╭─ MATERIAL FOR THIS EXERCISE

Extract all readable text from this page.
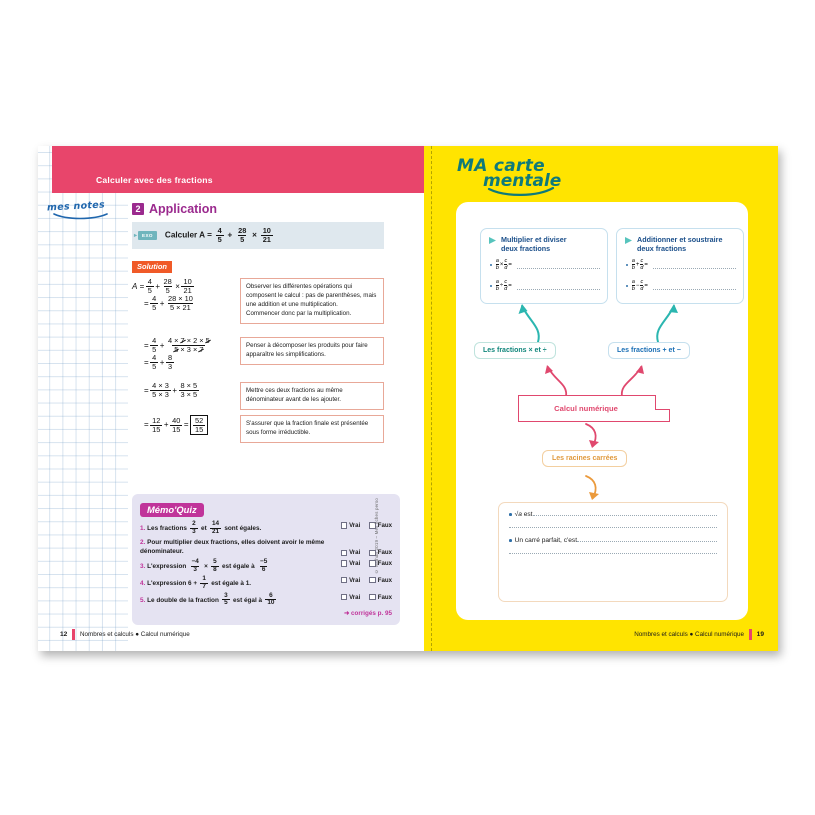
Calculer avec des fractions
mes notes	2 Application
▸ EXO	Calculer $A = \frac{4}{5} + \frac{28}{5} \times \frac{10}{21}$
Solution
$A = \frac{4}{5} + \frac{28}{5} \times \frac{10}{21}$
= $\frac{4}{5} + \frac{28 \times 10}{5 \times 21}$
Observer les différentes opérations qui composent le calcul : pas de parenthèses, mais une addition et une multiplication.
Commencer donc par la multiplication.
= $\frac{4}{5} + \frac{4 \times 7 \times 2 \times 5}{5 \times 3 \times 7}$
= $\frac{4}{5} + \frac{8}{3}$
Penser à décomposer les produits pour faire apparaître les simplifications.
= $\frac{4 \times 3}{5 \times 3} + \frac{8 \times 5}{3 \times 5}$	Mettre ces deux fractions au même dénominateur avant de les ajouter.
= $\frac{12}{15} + \frac{40}{15} = \frac{52}{15}$	S'assurer que la fraction finale est présentée sous forme irréductible.
Mémo'Quiz
1. Les fractions $\frac{2}{3}$ et $\frac{14}{21}$ sont égales.	Vrai	Faux
2. Pour multiplier deux fractions, elles doivent avoir le même dénominateur.	Vrai	Faux
3. L'expression $\frac{-4}{3} \times \frac{5}{8}$ est égale à $\frac{-5}{6}$	Vrai	Faux
4. L'expression $6 + \frac{1}{7}$ est égale à 1.	Vrai	Faux
5. Le double de la fraction $\frac{3}{5}$ est égal à $\frac{6}{10}$	Vrai	Faux
➜ corrigés p. 95
© Nathan 2019 – Mes fiches perso
12 Nombres et calculs ● Calcul numérique
MA carte
mentale
Multiplier et diviser
deux fractions
$\frac{a}{b} \times \frac{c}{d}$ =
$\frac{a}{b} \div \frac{c}{d}$ =
Additionner et soustraire
deux fractions
$\frac{a}{b} + \frac{c}{d}$ =
$\frac{a}{b} - \frac{c}{d}$ =
Les fractions × et ÷	Les fractions + et −
Calcul numérique
Les racines carrées
√a est
Un carré parfait, c'est
Nombres et calculs ● Calcul numérique 19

╰─

GOAL:
Each entry should be repeated exactly as it appears; the pictures stay out.

COMPLETED TASK:
Extract all readable text from this page.
Calculer avec des fractions
mes notes	2 Application
▸ EXO	Calculer $A = \frac{4}{5} + \frac{28}{5} \times \frac{10}{21}$
Solution
$A = \frac{4}{5} + \frac{28}{5} \times \frac{10}{21}$
= $\frac{4}{5} + \frac{28 \times 10}{5 \times 21}$
Observer les différentes opérations qui composent le calcul : pas de parenthèses, mais une addition et une multiplication.
Commencer donc par la multiplication.
= $\frac{4}{5} + \frac{4 \times 7 \times 2 \times 5}{5 \times 3 \times 7}$
= $\frac{4}{5} + \frac{8}{3}$
Penser à décomposer les produits pour faire apparaître les simplifications.
= $\frac{4 \times 3}{5 \times 3} + \frac{8 \times 5}{3 \times 5}$	Mettre ces deux fractions au même dénominateur avant de les ajouter.
= $\frac{12}{15} + \frac{40}{15} = \frac{52}{15}$	S'assurer que la fraction finale est présentée sous forme irréductible.
Mémo'Quiz
1. Les fractions $\frac{2}{3}$ et $\frac{14}{21}$ sont égales.	Vrai	Faux
2. Pour multiplier deux fractions, elles doivent avoir le même dénominateur.	Vrai	Faux
3. L'expression $\frac{-4}{3} \times \frac{5}{8}$ est égale à $\frac{-5}{6}$	Vrai	Faux
4. L'expression $6 + \frac{1}{7}$ est égale à 1.	Vrai	Faux
5. Le double de la fraction $\frac{3}{5}$ est égal à $\frac{6}{10}$	Vrai	Faux
➜ corrigés p. 95
© Nathan 2019 – Mes fiches perso
12 Nombres et calculs ● Calcul numérique
MA carte
mentale
Multiplier et diviser
deux fractions
$\frac{a}{b} \times \frac{c}{d}$ =
$\frac{a}{b} \div \frac{c}{d}$ =
Additionner et soustraire
deux fractions
$\frac{a}{b} + \frac{c}{d}$ =
$\frac{a}{b} - \frac{c}{d}$ =
Les fractions × et ÷	Les fractions + et −
Calcul numérique
Les racines carrées
√a est
Un carré parfait, c'est
Nombres et calculs ● Calcul numérique 19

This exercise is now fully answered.